MATERIAL SUPPLIED:

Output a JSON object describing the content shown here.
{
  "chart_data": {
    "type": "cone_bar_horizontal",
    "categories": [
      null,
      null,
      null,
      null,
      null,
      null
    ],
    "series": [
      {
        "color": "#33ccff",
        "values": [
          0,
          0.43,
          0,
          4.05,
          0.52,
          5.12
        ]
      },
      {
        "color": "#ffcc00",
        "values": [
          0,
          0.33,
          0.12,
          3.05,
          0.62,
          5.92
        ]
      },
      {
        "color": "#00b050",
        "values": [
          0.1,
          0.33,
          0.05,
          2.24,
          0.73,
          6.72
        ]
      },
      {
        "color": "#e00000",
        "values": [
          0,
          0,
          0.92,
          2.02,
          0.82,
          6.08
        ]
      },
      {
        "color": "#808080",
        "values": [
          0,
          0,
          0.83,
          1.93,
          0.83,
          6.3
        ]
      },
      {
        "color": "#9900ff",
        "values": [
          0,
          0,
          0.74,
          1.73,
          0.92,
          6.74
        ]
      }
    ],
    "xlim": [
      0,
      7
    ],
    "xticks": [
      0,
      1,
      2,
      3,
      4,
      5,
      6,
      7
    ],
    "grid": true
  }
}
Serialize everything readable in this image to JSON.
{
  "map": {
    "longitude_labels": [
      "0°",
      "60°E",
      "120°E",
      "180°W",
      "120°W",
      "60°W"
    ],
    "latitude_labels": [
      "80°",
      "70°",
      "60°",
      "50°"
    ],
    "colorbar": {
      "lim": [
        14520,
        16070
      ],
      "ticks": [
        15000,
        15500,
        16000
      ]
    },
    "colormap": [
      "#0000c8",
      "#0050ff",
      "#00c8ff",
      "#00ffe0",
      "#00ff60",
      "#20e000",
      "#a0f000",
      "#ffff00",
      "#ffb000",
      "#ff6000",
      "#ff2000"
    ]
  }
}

SET EXERCISE:
Only lines with the word "JSON" should be collected from the material.

SOLUTION FOR THIS PROBLEM:
Output a JSON object describing the content shown here.
Serialize everything readable in this image to JSON.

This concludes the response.